[Dataset items]
· · · ·

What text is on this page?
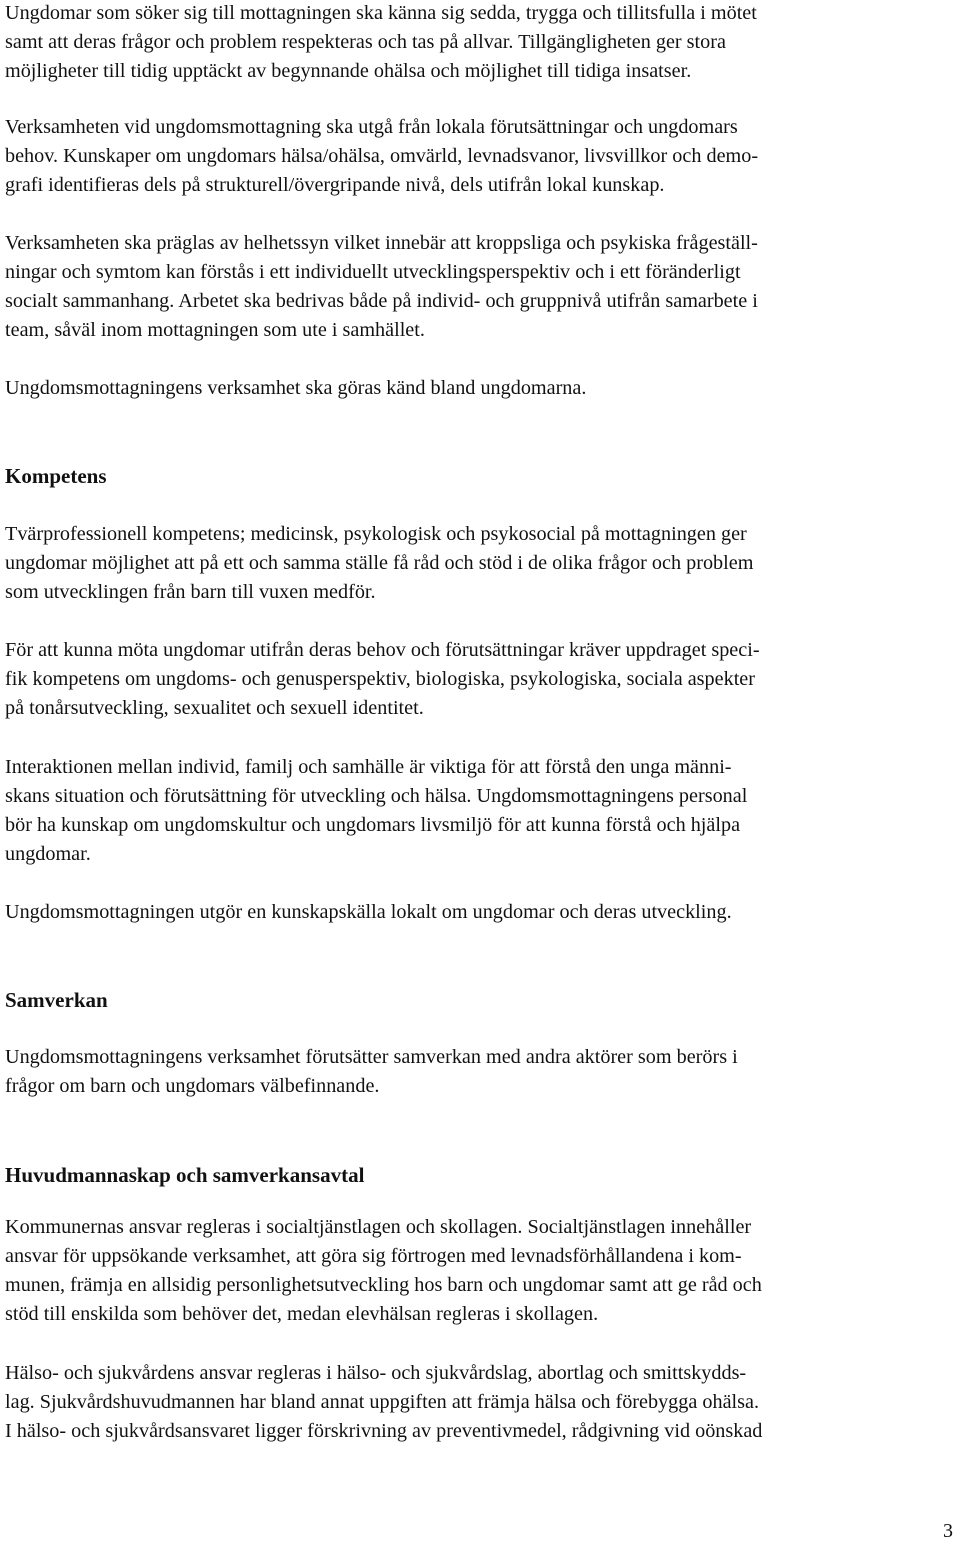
Ungdomar som söker sig till mottagningen ska känna sig sedda, trygga och tillitsfulla i mötet
samt att deras frågor och problem respekteras och tas på allvar. Tillgängligheten ger stora
möjligheter till tidig upptäckt av begynnande ohälsa och möjlighet till tidiga insatser.
Verksamheten vid ungdomsmottagning ska utgå från lokala förutsättningar och ungdomars
behov. Kunskaper om ungdomars hälsa/ohälsa, omvärld, levnadsvanor, livsvillkor och demo-
grafi identifieras dels på strukturell/övergripande nivå, dels utifrån lokal kunskap.
Verksamheten ska präglas av helhetssyn vilket innebär att kroppsliga och psykiska frågeställ-
ningar och symtom kan förstås i ett individuellt utvecklingsperspektiv och i ett föränderligt
socialt sammanhang. Arbetet ska bedrivas både på individ- och gruppnivå utifrån samarbete i
team, såväl inom mottagningen som ute i samhället.
Ungdomsmottagningens verksamhet ska göras känd bland ungdomarna.
Kompetens
Tvärprofessionell kompetens; medicinsk, psykologisk och psykosocial på mottagningen ger
ungdomar möjlighet att på ett och samma ställe få råd och stöd i de olika frågor och problem
som utvecklingen från barn till vuxen medför.
För att kunna möta ungdomar utifrån deras behov och förutsättningar kräver uppdraget speci-
fik kompetens om ungdoms- och genusperspektiv, biologiska, psykologiska, sociala aspekter
på tonårsutveckling, sexualitet och sexuell identitet.
Interaktionen mellan individ, familj och samhälle är viktiga för att förstå den unga männi-
skans situation och förutsättning för utveckling och hälsa. Ungdomsmottagningens personal
bör ha kunskap om ungdomskultur och ungdomars livsmiljö för att kunna förstå och hjälpa
ungdomar.
Ungdomsmottagningen utgör en kunskapskälla lokalt om ungdomar och deras utveckling.
Samverkan
Ungdomsmottagningens verksamhet förutsätter samverkan med andra aktörer som berörs i
frågor om barn och ungdomars välbefinnande.
Huvudmannaskap och samverkansavtal
Kommunernas ansvar regleras i socialtjänstlagen och skollagen. Socialtjänstlagen innehåller
ansvar för uppsökande verksamhet, att göra sig förtrogen med levnadsförhållandena i kom-
munen, främja en allsidig personlighetsutveckling hos barn och ungdomar samt att ge råd och
stöd till enskilda som behöver det, medan elevhälsan regleras i skollagen.
Hälso- och sjukvårdens ansvar regleras i hälso- och sjukvårdslag, abortlag och smittskydds-
lag. Sjukvårdshuvudmannen har bland annat uppgiften att främja hälsa och förebygga ohälsa.
I hälso- och sjukvårdsansvaret ligger förskrivning av preventivmedel, rådgivning vid oönskad
3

· · · ·

> **THE TASK**:
Look through the records above and report how many lines hold the word "Verksamheten", giving only the number.

> **COMPLETE RESPONSE**:
2